* [Material supplied]
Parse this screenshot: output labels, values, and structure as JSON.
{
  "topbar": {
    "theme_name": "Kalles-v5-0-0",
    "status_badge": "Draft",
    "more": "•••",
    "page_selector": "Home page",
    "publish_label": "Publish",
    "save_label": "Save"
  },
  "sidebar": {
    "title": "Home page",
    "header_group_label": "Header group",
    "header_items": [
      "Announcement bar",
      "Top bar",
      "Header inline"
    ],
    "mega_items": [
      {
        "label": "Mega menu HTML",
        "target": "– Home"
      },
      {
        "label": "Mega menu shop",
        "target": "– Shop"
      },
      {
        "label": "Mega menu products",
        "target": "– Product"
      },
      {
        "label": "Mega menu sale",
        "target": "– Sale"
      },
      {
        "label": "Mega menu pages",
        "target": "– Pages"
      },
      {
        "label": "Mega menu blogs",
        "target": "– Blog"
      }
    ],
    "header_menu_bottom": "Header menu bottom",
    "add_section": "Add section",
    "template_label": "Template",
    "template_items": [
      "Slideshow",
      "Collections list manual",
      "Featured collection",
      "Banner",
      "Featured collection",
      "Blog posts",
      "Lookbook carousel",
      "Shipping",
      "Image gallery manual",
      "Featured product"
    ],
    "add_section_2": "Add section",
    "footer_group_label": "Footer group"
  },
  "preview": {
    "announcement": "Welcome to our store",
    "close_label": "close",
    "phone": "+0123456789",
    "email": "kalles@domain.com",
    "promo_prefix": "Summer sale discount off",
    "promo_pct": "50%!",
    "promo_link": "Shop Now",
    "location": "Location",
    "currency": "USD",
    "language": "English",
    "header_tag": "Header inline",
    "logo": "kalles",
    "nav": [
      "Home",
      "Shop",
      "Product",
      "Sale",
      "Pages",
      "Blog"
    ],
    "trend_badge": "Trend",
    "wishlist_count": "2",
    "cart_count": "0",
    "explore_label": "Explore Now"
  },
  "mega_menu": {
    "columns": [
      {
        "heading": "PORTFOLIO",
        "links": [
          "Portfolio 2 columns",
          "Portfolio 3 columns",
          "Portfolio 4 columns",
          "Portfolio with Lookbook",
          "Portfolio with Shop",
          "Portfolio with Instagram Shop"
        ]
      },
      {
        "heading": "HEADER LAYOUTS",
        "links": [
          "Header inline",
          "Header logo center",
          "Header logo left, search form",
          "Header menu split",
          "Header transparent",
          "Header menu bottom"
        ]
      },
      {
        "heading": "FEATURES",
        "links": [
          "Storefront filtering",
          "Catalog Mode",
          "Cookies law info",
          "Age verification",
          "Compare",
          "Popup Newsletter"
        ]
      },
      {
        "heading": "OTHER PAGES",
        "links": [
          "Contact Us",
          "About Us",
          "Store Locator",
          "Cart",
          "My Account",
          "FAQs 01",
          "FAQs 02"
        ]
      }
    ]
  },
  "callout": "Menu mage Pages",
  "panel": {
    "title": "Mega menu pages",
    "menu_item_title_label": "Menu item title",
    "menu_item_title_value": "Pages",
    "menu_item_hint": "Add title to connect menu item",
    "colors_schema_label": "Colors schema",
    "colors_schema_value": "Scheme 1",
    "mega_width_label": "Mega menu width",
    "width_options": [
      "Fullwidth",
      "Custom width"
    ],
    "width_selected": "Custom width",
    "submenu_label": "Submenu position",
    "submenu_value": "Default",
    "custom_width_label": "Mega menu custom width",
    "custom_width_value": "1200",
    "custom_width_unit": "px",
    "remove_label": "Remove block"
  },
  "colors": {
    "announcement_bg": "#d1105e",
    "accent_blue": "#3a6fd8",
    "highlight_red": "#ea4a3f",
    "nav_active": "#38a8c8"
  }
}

* [Problem description] Above are some records; repeat all of them exactly.

* [Correct response]
Parse this screenshot: output labels, values, and structure as JSON.
{
  "topbar": {
    "theme_name": "Kalles-v5-0-0",
    "status_badge": "Draft",
    "more": "•••",
    "page_selector": "Home page",
    "publish_label": "Publish",
    "save_label": "Save"
  },
  "sidebar": {
    "title": "Home page",
    "header_group_label": "Header group",
    "header_items": [
      "Announcement bar",
      "Top bar",
      "Header inline"
    ],
    "mega_items": [
      {
        "label": "Mega menu HTML",
        "target": "– Home"
      },
      {
        "label": "Mega menu shop",
        "target": "– Shop"
      },
      {
        "label": "Mega menu products",
        "target": "– Product"
      },
      {
        "label": "Mega menu sale",
        "target": "– Sale"
      },
      {
        "label": "Mega menu pages",
        "target": "– Pages"
      },
      {
        "label": "Mega menu blogs",
        "target": "– Blog"
      }
    ],
    "header_menu_bottom": "Header menu bottom",
    "add_section": "Add section",
    "template_label": "Template",
    "template_items": [
      "Slideshow",
      "Collections list manual",
      "Featured collection",
      "Banner",
      "Featured collection",
      "Blog posts",
      "Lookbook carousel",
      "Shipping",
      "Image gallery manual",
      "Featured product"
    ],
    "add_section_2": "Add section",
    "footer_group_label": "Footer group"
  },
  "preview": {
    "announcement": "Welcome to our store",
    "close_label": "close",
    "phone": "+0123456789",
    "email": "kalles@domain.com",
    "promo_prefix": "Summer sale discount off",
    "promo_pct": "50%!",
    "promo_link": "Shop Now",
    "location": "Location",
    "currency": "USD",
    "language": "English",
    "header_tag": "Header inline",
    "logo": "kalles",
    "nav": [
      "Home",
      "Shop",
      "Product",
      "Sale",
      "Pages",
      "Blog"
    ],
    "trend_badge": "Trend",
    "wishlist_count": "2",
    "cart_count": "0",
    "explore_label": "Explore Now"
  },
  "mega_menu": {
    "columns": [
      {
        "heading": "PORTFOLIO",
        "links": [
          "Portfolio 2 columns",
          "Portfolio 3 columns",
          "Portfolio 4 columns",
          "Portfolio with Lookbook",
          "Portfolio with Shop",
          "Portfolio with Instagram Shop"
        ]
      },
      {
        "heading": "HEADER LAYOUTS",
        "links": [
          "Header inline",
          "Header logo center",
          "Header logo left, search form",
          "Header menu split",
          "Header transparent",
          "Header menu bottom"
        ]
      },
      {
        "heading": "FEATURES",
        "links": [
          "Storefront filtering",
          "Catalog Mode",
          "Cookies law info",
          "Age verification",
          "Compare",
          "Popup Newsletter"
        ]
      },
      {
        "heading": "OTHER PAGES",
        "links": [
          "Contact Us",
          "About Us",
          "Store Locator",
          "Cart",
          "My Account",
          "FAQs 01",
          "FAQs 02"
        ]
      }
    ]
  },
  "callout": "Menu mage Pages",
  "panel": {
    "title": "Mega menu pages",
    "menu_item_title_label": "Menu item title",
    "menu_item_title_value": "Pages",
    "menu_item_hint": "Add title to connect menu item",
    "colors_schema_label": "Colors schema",
    "colors_schema_value": "Scheme 1",
    "mega_width_label": "Mega menu width",
    "width_options": [
      "Fullwidth",
      "Custom width"
    ],
    "width_selected": "Custom width",
    "submenu_label": "Submenu position",
    "submenu_value": "Default",
    "custom_width_label": "Mega menu custom width",
    "custom_width_value": "1200",
    "custom_width_unit": "px",
    "remove_label": "Remove block"
  },
  "colors": {
    "announcement_bg": "#d1105e",
    "accent_blue": "#3a6fd8",
    "highlight_red": "#ea4a3f",
    "nav_active": "#38a8c8"
  }
}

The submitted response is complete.